■ **Work to complete**: Give the data below again exactly as it stands. Omit the pictures.

■ **Entries**:
>> begin

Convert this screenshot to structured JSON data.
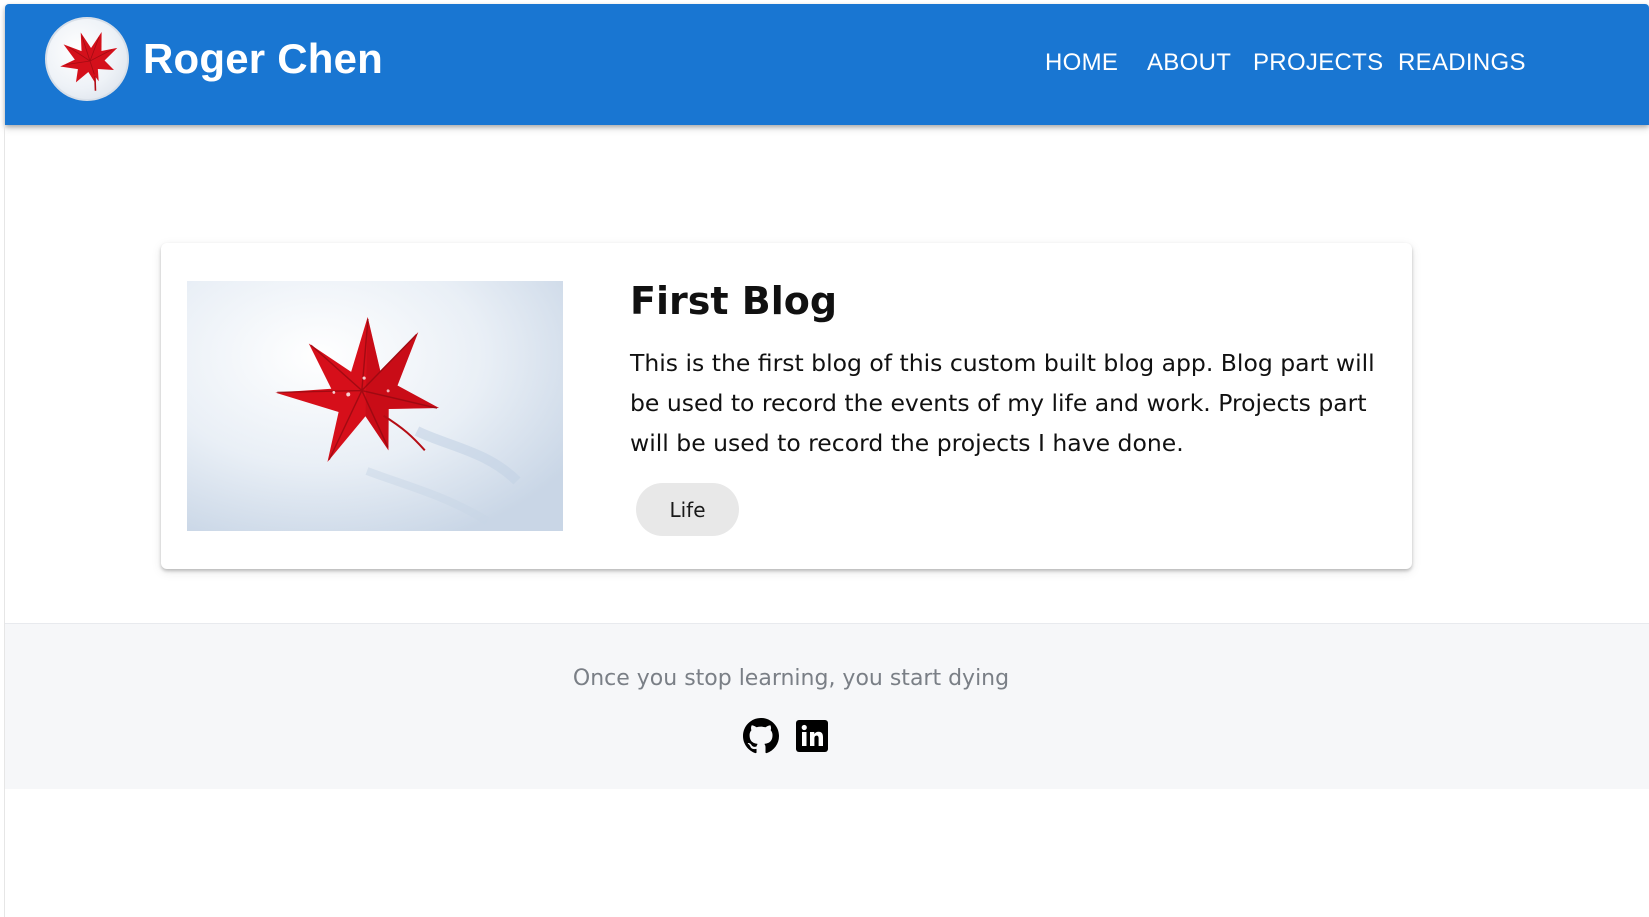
{
  "header": {
    "brand_name": "Roger Chen",
    "avatar_icon": "red-maple-leaf-icon",
    "background_color": "#1976d2",
    "nav": [
      {
        "label": "HOME"
      },
      {
        "label": "ABOUT"
      },
      {
        "label": "PROJECTS"
      },
      {
        "label": "READINGS"
      }
    ]
  },
  "main": {
    "posts": [
      {
        "image": "red-maple-leaf-on-snow",
        "title": "First Blog",
        "excerpt": "This is the first blog of this custom built blog app. Blog part will be used to record the events of my life and work. Projects part will be used to record the projects I have done.",
        "tags": [
          "Life"
        ]
      }
    ]
  },
  "footer": {
    "quote": "Once you stop learning, you start dying",
    "social": [
      {
        "icon": "github-icon"
      },
      {
        "icon": "linkedin-icon"
      }
    ]
  }
}
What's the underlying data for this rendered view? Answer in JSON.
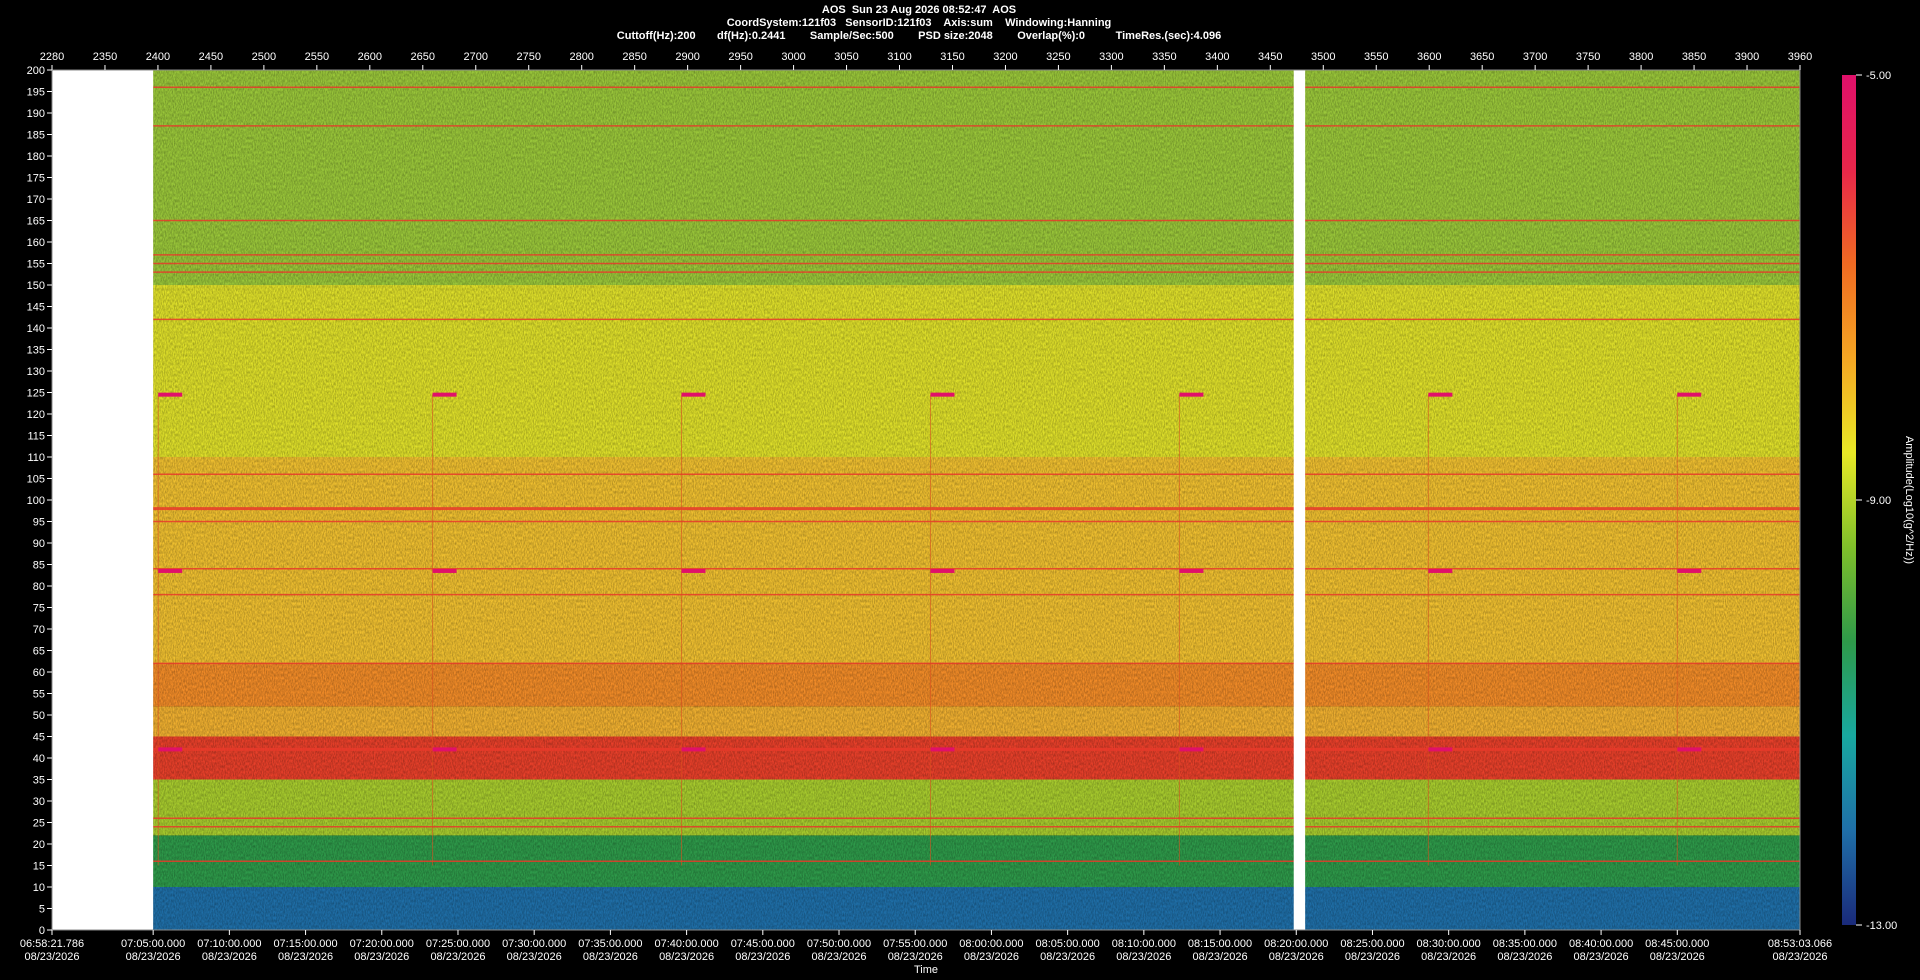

>> end

■ **Expected output**:
Convert this screenshot to structured JSON data.
{
  "header": {
    "brand_name": "Roger Chen",
    "avatar_icon": "red-maple-leaf-icon",
    "background_color": "#1976d2",
    "nav": [
      {
        "label": "HOME"
      },
      {
        "label": "ABOUT"
      },
      {
        "label": "PROJECTS"
      },
      {
        "label": "READINGS"
      }
    ]
  },
  "main": {
    "posts": [
      {
        "image": "red-maple-leaf-on-snow",
        "title": "First Blog",
        "excerpt": "This is the first blog of this custom built blog app. Blog part will be used to record the events of my life and work. Projects part will be used to record the projects I have done.",
        "tags": [
          "Life"
        ]
      }
    ]
  },
  "footer": {
    "quote": "Once you stop learning, you start dying",
    "social": [
      {
        "icon": "github-icon"
      },
      {
        "icon": "linkedin-icon"
      }
    ]
  }
}
What's the underlying data for this rendered view? Answer in JSON.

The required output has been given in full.